# [PROBLEM DETAILS]
Copy every line of the data exactly, leaving nothing out.

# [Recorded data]
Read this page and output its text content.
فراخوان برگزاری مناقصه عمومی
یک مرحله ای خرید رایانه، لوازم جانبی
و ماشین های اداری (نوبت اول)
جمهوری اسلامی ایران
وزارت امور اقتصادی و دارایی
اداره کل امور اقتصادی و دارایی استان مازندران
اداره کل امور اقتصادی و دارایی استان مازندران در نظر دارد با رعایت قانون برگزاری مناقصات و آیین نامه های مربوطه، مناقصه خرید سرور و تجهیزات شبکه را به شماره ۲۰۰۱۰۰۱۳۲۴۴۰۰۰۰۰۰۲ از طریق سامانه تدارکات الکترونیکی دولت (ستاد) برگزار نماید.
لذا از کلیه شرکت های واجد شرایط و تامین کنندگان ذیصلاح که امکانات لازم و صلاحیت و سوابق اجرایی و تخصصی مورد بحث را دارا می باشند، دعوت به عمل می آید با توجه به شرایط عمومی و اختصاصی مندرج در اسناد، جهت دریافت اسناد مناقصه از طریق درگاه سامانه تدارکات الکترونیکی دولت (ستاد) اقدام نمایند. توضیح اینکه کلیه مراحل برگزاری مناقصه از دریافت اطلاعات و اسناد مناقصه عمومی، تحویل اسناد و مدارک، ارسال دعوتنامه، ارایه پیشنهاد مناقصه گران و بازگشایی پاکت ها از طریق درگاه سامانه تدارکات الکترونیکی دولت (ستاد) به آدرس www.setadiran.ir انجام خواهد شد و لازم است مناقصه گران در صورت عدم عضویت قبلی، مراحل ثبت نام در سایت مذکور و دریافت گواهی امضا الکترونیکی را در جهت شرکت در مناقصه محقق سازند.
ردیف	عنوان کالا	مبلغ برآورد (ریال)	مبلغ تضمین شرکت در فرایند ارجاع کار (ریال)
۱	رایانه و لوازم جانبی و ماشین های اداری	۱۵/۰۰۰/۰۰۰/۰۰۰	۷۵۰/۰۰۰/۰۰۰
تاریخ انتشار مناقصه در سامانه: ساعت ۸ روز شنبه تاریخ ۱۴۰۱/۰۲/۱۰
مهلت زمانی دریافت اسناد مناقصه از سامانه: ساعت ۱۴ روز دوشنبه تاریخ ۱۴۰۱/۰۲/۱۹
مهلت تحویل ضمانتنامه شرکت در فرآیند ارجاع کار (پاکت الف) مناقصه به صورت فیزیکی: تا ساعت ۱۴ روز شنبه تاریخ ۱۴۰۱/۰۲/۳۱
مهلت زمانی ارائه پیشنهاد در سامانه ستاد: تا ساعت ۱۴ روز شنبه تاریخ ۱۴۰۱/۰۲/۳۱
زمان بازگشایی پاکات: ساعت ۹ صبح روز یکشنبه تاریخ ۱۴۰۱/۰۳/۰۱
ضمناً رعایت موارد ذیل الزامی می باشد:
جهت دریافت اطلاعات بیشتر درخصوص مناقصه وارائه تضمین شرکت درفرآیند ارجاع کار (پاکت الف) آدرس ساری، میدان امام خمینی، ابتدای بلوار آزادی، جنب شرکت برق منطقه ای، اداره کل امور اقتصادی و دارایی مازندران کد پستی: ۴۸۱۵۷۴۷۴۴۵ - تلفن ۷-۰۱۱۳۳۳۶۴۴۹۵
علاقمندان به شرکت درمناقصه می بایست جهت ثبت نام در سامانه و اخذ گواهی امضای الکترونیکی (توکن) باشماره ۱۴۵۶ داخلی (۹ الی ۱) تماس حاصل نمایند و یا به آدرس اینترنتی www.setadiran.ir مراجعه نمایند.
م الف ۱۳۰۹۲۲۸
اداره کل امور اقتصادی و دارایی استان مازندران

# [REPLY]
Read this page and output its text content.
فراخوان برگزاری مناقصه عمومی
یک مرحله ای خرید رایانه، لوازم جانبی
و ماشین های اداری (نوبت اول)
جمهوری اسلامی ایران
وزارت امور اقتصادی و دارایی
اداره کل امور اقتصادی و دارایی استان مازندران
اداره کل امور اقتصادی و دارایی استان مازندران در نظر دارد با رعایت قانون برگزاری مناقصات و آیین نامه های مربوطه، مناقصه خرید سرور و تجهیزات شبکه را به شماره ۲۰۰۱۰۰۱۳۲۴۴۰۰۰۰۰۰۲ از طریق سامانه تدارکات الکترونیکی دولت (ستاد) برگزار نماید.
لذا از کلیه شرکت های واجد شرایط و تامین کنندگان ذیصلاح که امکانات لازم و صلاحیت و سوابق اجرایی و تخصصی مورد بحث را دارا می باشند، دعوت به عمل می آید با توجه به شرایط عمومی و اختصاصی مندرج در اسناد، جهت دریافت اسناد مناقصه از طریق درگاه سامانه تدارکات الکترونیکی دولت (ستاد) اقدام نمایند. توضیح اینکه کلیه مراحل برگزاری مناقصه از دریافت اطلاعات و اسناد مناقصه عمومی، تحویل اسناد و مدارک، ارسال دعوتنامه، ارایه پیشنهاد مناقصه گران و بازگشایی پاکت ها از طریق درگاه سامانه تدارکات الکترونیکی دولت (ستاد) به آدرس www.setadiran.ir انجام خواهد شد و لازم است مناقصه گران در صورت عدم عضویت قبلی، مراحل ثبت نام در سایت مذکور و دریافت گواهی امضا الکترونیکی را در جهت شرکت در مناقصه محقق سازند.
ردیف	عنوان کالا	مبلغ برآورد (ریال)	مبلغ تضمین شرکت در فرایند ارجاع کار (ریال)
۱	رایانه و لوازم جانبی و ماشین های اداری	۱۵/۰۰۰/۰۰۰/۰۰۰	۷۵۰/۰۰۰/۰۰۰
تاریخ انتشار مناقصه در سامانه: ساعت ۸ روز شنبه تاریخ ۱۴۰۱/۰۲/۱۰
مهلت زمانی دریافت اسناد مناقصه از سامانه: ساعت ۱۴ روز دوشنبه تاریخ ۱۴۰۱/۰۲/۱۹
مهلت تحویل ضمانتنامه شرکت در فرآیند ارجاع کار (پاکت الف) مناقصه به صورت فیزیکی: تا ساعت ۱۴ روز شنبه تاریخ ۱۴۰۱/۰۲/۳۱
مهلت زمانی ارائه پیشنهاد در سامانه ستاد: تا ساعت ۱۴ روز شنبه تاریخ ۱۴۰۱/۰۲/۳۱
زمان بازگشایی پاکات: ساعت ۹ صبح روز یکشنبه تاریخ ۱۴۰۱/۰۳/۰۱
ضمناً رعایت موارد ذیل الزامی می باشد:
جهت دریافت اطلاعات بیشتر درخصوص مناقصه وارائه تضمین شرکت درفرآیند ارجاع کار (پاکت الف) آدرس ساری، میدان امام خمینی، ابتدای بلوار آزادی، جنب شرکت برق منطقه ای، اداره کل امور اقتصادی و دارایی مازندران کد پستی: ۴۸۱۵۷۴۷۴۴۵ - تلفن ۷-۰۱۱۳۳۳۶۴۴۹۵
علاقمندان به شرکت درمناقصه می بایست جهت ثبت نام در سامانه و اخذ گواهی امضای الکترونیکی (توکن) باشماره ۱۴۵۶ داخلی (۹ الی ۱) تماس حاصل نمایند و یا به آدرس اینترنتی www.setadiran.ir مراجعه نمایند.
م الف ۱۳۰۹۲۲۸
اداره کل امور اقتصادی و دارایی استان مازندران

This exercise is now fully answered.